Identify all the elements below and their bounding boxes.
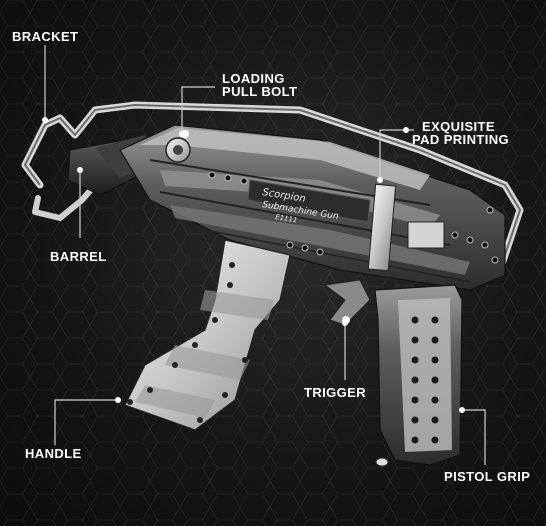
handle-label: HANDLE <box>25 446 82 461</box>
pad-label-line1: EXQUISITE <box>422 119 495 134</box>
loading-pull-bolt-label: LOADING PULL BOLT <box>222 72 297 98</box>
pad-print-code: E1111 <box>275 213 298 224</box>
pad-label-line2: PAD PRINTING <box>412 132 510 147</box>
trigger <box>323 279 371 326</box>
loading-label-line2: PULL BOLT <box>222 84 298 99</box>
pistol-grip-label: PISTOL GRIP <box>444 469 531 484</box>
barrel-label: BARREL <box>50 249 107 264</box>
loading-label-line1: LOADING <box>222 71 285 86</box>
pistol-grip <box>374 284 463 467</box>
bracket-stock <box>21 101 524 274</box>
pad-printing-panel: Scorpion Submachine Gun E1111 <box>247 179 445 272</box>
bracket-label: BRACKET <box>12 29 79 44</box>
receiver-holes <box>208 171 499 264</box>
exquisite-pad-printing-label: EXQUISITE PAD PRINTING <box>412 120 509 146</box>
magazine-handle <box>124 239 291 431</box>
trigger-label: TRIGGER <box>304 385 367 400</box>
callout-lines <box>42 45 486 465</box>
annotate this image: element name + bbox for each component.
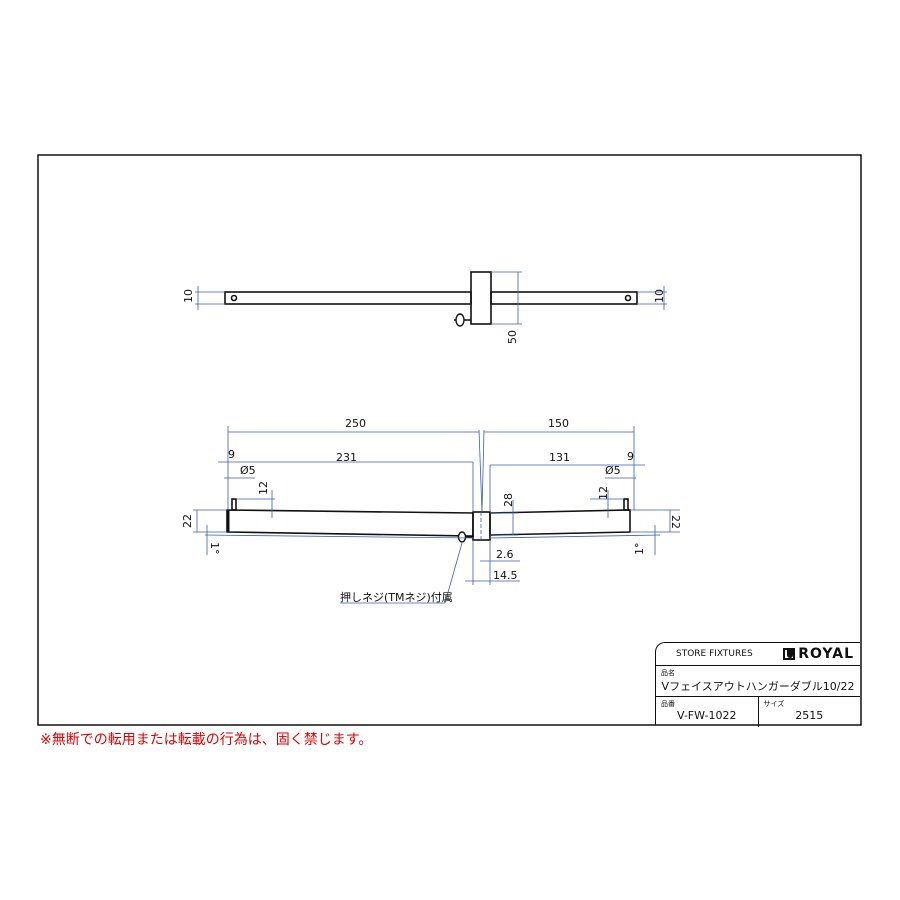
- dim-150: 150: [548, 417, 569, 430]
- product-number: V-FW-1022: [676, 709, 737, 722]
- dim-right-angle: 1°: [633, 543, 646, 556]
- dim-top-left-10: 10: [182, 289, 195, 303]
- dim-left-12: 12: [257, 481, 270, 495]
- drawing-frame: [37, 154, 862, 726]
- dim-left-dia5: Ø5: [240, 464, 256, 477]
- brand-name: ROYAL: [798, 646, 854, 662]
- dim-left-angle: 1°: [208, 542, 221, 555]
- dim-top-right-10: 10: [653, 289, 666, 303]
- dim-left-9: 9: [228, 448, 235, 461]
- dim-131: 131: [549, 451, 570, 464]
- dim-left-22: 22: [181, 514, 194, 528]
- top-view: 10 10 50: [182, 271, 667, 344]
- dim-right-22: 22: [669, 515, 682, 529]
- dim-14.5: 14.5: [493, 569, 518, 582]
- number-label: 品番: [661, 700, 675, 708]
- dim-28: 28: [502, 493, 515, 507]
- dim-231: 231: [336, 451, 357, 464]
- dim-right-dia5: Ø5: [605, 464, 621, 477]
- brand-logo: ROYAL: [783, 646, 854, 662]
- name-label: 品名: [661, 669, 675, 677]
- title-block: STORE FIXTURES ROYAL 品名 Vフェイスアウトハンガーダブル1…: [655, 642, 860, 727]
- copyright-warning: ※無断での転用または転載の行為は、固く禁じます。: [40, 732, 373, 748]
- size-label: サイズ: [763, 700, 785, 708]
- dim-top-50: 50: [506, 330, 519, 344]
- company-label: STORE FIXTURES: [676, 649, 753, 659]
- dim-2.6: 2.6: [496, 548, 514, 561]
- set-screw-callout: 押しネジ(TMネジ)付属: [340, 590, 453, 604]
- front-view: 250 150 9 231 131 9 Ø5 Ø5 12 12 28 22 22…: [181, 417, 682, 604]
- product-size: 2515: [795, 709, 824, 722]
- dim-right-12: 12: [597, 486, 610, 500]
- royal-logo-icon: [783, 648, 796, 660]
- dim-right-9: 9: [627, 450, 634, 463]
- product-name: Vフェイスアウトハンガーダブル10/22: [661, 680, 855, 693]
- dim-250: 250: [345, 417, 366, 430]
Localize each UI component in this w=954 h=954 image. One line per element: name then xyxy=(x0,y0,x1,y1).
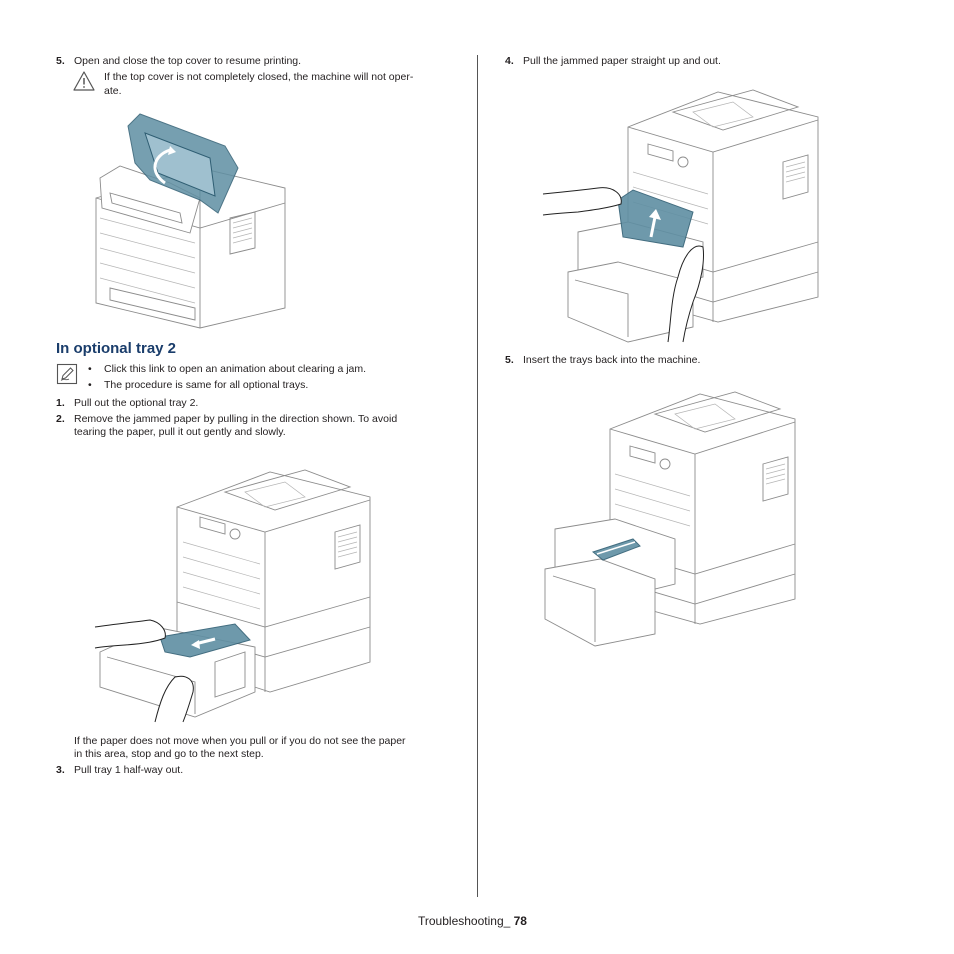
footer-page-number: 78 xyxy=(513,914,527,928)
note-bullet-marker-2: • xyxy=(88,379,92,391)
note-bullet-1: Click this link to open an animation abo… xyxy=(104,363,367,375)
step1-number: 1. xyxy=(56,397,65,409)
step5-text: Open and close the top cover to resume p… xyxy=(74,55,302,67)
step5-number: 5. xyxy=(56,55,65,67)
para-line-2: in this area, stop and go to the next st… xyxy=(74,748,264,760)
warning-triangle-icon xyxy=(73,71,95,91)
caution-line-2: ate. xyxy=(104,85,122,97)
illustration-top-cover-open xyxy=(95,113,286,329)
caution-line-1: If the top cover is not completely close… xyxy=(104,71,414,83)
section-heading: In optional tray 2 xyxy=(56,340,177,357)
para-line-1: If the paper does not move when you pull… xyxy=(74,735,406,747)
step1-text: Pull out the optional tray 2. xyxy=(74,397,199,409)
step3-number: 3. xyxy=(56,764,65,776)
illustration-tray2-jam xyxy=(94,469,371,723)
column-divider xyxy=(477,55,478,897)
illustration-pull-paper-up xyxy=(542,89,819,343)
page-footer: Troubleshooting_ 78 xyxy=(418,915,527,928)
note-bullet-marker-1: • xyxy=(88,363,92,375)
step2-line-2: tearing the paper, pull it out gently an… xyxy=(74,426,286,438)
step4-number: 4. xyxy=(505,55,514,67)
right-step5-text: Insert the trays back into the machine. xyxy=(523,354,701,366)
illustration-insert-trays xyxy=(544,391,796,647)
step2-line-1: Remove the jammed paper by pulling in th… xyxy=(74,413,398,425)
right-step5-number: 5. xyxy=(505,354,514,366)
step2-number: 2. xyxy=(56,413,65,425)
step4-text: Pull the jammed paper straight up and ou… xyxy=(523,55,721,67)
footer-section: Troubleshooting_ xyxy=(418,914,514,928)
step3-text: Pull tray 1 half-way out. xyxy=(74,764,184,776)
note-bullet-2: The procedure is same for all optional t… xyxy=(104,379,309,391)
note-pencil-icon xyxy=(56,363,78,385)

▸ Set task: Please print all of the items above again word for word, leaving out the pictures.

▸ Expected answer:
Identify all the elements below and their bounding boxes.
handle-label: HANDLE <box>25 446 82 461</box>
pad-label-line1: EXQUISITE <box>422 119 495 134</box>
loading-pull-bolt-label: LOADING PULL BOLT <box>222 72 297 98</box>
pad-print-code: E1111 <box>275 213 298 224</box>
pad-label-line2: PAD PRINTING <box>412 132 510 147</box>
trigger <box>323 279 371 326</box>
loading-label-line2: PULL BOLT <box>222 84 298 99</box>
pistol-grip-label: PISTOL GRIP <box>444 469 531 484</box>
barrel-label: BARREL <box>50 249 107 264</box>
loading-label-line1: LOADING <box>222 71 285 86</box>
pistol-grip <box>374 284 463 467</box>
bracket-stock <box>21 101 524 274</box>
pad-printing-panel: Scorpion Submachine Gun E1111 <box>247 179 445 272</box>
bracket-label: BRACKET <box>12 29 79 44</box>
receiver-holes <box>208 171 499 264</box>
exquisite-pad-printing-label: EXQUISITE PAD PRINTING <box>412 120 509 146</box>
magazine-handle <box>124 239 291 431</box>
trigger-label: TRIGGER <box>304 385 367 400</box>
callout-lines <box>42 45 486 465</box>
annotate this image: element name + bbox for each component.
- dim-150: 150: [548, 417, 569, 430]
- product-number: V-FW-1022: [676, 709, 737, 722]
- dim-right-angle: 1°: [633, 543, 646, 556]
- dim-top-left-10: 10: [182, 289, 195, 303]
- dim-left-12: 12: [257, 481, 270, 495]
- drawing-frame: [37, 154, 862, 726]
- dim-left-dia5: Ø5: [240, 464, 256, 477]
- brand-name: ROYAL: [798, 646, 854, 662]
- dim-left-angle: 1°: [208, 542, 221, 555]
- dim-top-right-10: 10: [653, 289, 666, 303]
- dim-left-9: 9: [228, 448, 235, 461]
- dim-131: 131: [549, 451, 570, 464]
- dim-left-22: 22: [181, 514, 194, 528]
- top-view: 10 10 50: [182, 271, 667, 344]
- dim-right-22: 22: [669, 515, 682, 529]
- dim-14.5: 14.5: [493, 569, 518, 582]
- number-label: 品番: [661, 700, 675, 708]
- dim-28: 28: [502, 493, 515, 507]
- dim-231: 231: [336, 451, 357, 464]
- dim-right-dia5: Ø5: [605, 464, 621, 477]
- brand-logo: ROYAL: [783, 646, 854, 662]
- name-label: 品名: [661, 669, 675, 677]
- title-block: STORE FIXTURES ROYAL 品名 Vフェイスアウトハンガーダブル1…: [655, 642, 860, 727]
- copyright-warning: ※無断での転用または転載の行為は、固く禁じます。: [40, 732, 373, 748]
- size-label: サイズ: [763, 700, 785, 708]
- dim-top-50: 50: [506, 330, 519, 344]
- company-label: STORE FIXTURES: [676, 649, 753, 659]
- dim-2.6: 2.6: [496, 548, 514, 561]
- set-screw-callout: 押しネジ(TMネジ)付属: [340, 590, 453, 604]
- front-view: 250 150 9 231 131 9 Ø5 Ø5 12 12 28 22 22…: [181, 417, 682, 604]
- product-size: 2515: [795, 709, 824, 722]
- dim-right-12: 12: [597, 486, 610, 500]
- royal-logo-icon: [783, 648, 796, 660]
- dim-right-9: 9: [627, 450, 634, 463]
- product-name: Vフェイスアウトハンガーダブル10/22: [661, 680, 855, 693]
- dim-250: 250: [345, 417, 366, 430]
Localize each UI component in this w=954 h=954 image. One line per element: name then xyxy=(x0,y0,x1,y1).
footer-page-number: 78 xyxy=(513,914,527,928)
note-bullet-marker-2: • xyxy=(88,379,92,391)
note-bullet-1: Click this link to open an animation abo… xyxy=(104,363,367,375)
step1-number: 1. xyxy=(56,397,65,409)
step5-text: Open and close the top cover to resume p… xyxy=(74,55,302,67)
step5-number: 5. xyxy=(56,55,65,67)
para-line-2: in this area, stop and go to the next st… xyxy=(74,748,264,760)
warning-triangle-icon xyxy=(73,71,95,91)
caution-line-2: ate. xyxy=(104,85,122,97)
illustration-top-cover-open xyxy=(95,113,286,329)
caution-line-1: If the top cover is not completely close… xyxy=(104,71,414,83)
section-heading: In optional tray 2 xyxy=(56,340,177,357)
para-line-1: If the paper does not move when you pull… xyxy=(74,735,406,747)
step1-text: Pull out the optional tray 2. xyxy=(74,397,199,409)
step3-number: 3. xyxy=(56,764,65,776)
illustration-tray2-jam xyxy=(94,469,371,723)
column-divider xyxy=(477,55,478,897)
illustration-pull-paper-up xyxy=(542,89,819,343)
page-footer: Troubleshooting_ 78 xyxy=(418,915,527,928)
note-bullet-marker-1: • xyxy=(88,363,92,375)
step2-line-2: tearing the paper, pull it out gently an… xyxy=(74,426,286,438)
step4-number: 4. xyxy=(505,55,514,67)
right-step5-text: Insert the trays back into the machine. xyxy=(523,354,701,366)
illustration-insert-trays xyxy=(544,391,796,647)
step2-line-1: Remove the jammed paper by pulling in th… xyxy=(74,413,398,425)
right-step5-number: 5. xyxy=(505,354,514,366)
step2-number: 2. xyxy=(56,413,65,425)
step4-text: Pull the jammed paper straight up and ou… xyxy=(523,55,721,67)
footer-section: Troubleshooting_ xyxy=(418,914,514,928)
step3-text: Pull tray 1 half-way out. xyxy=(74,764,184,776)
note-bullet-2: The procedure is same for all optional t… xyxy=(104,379,309,391)
note-pencil-icon xyxy=(56,363,78,385)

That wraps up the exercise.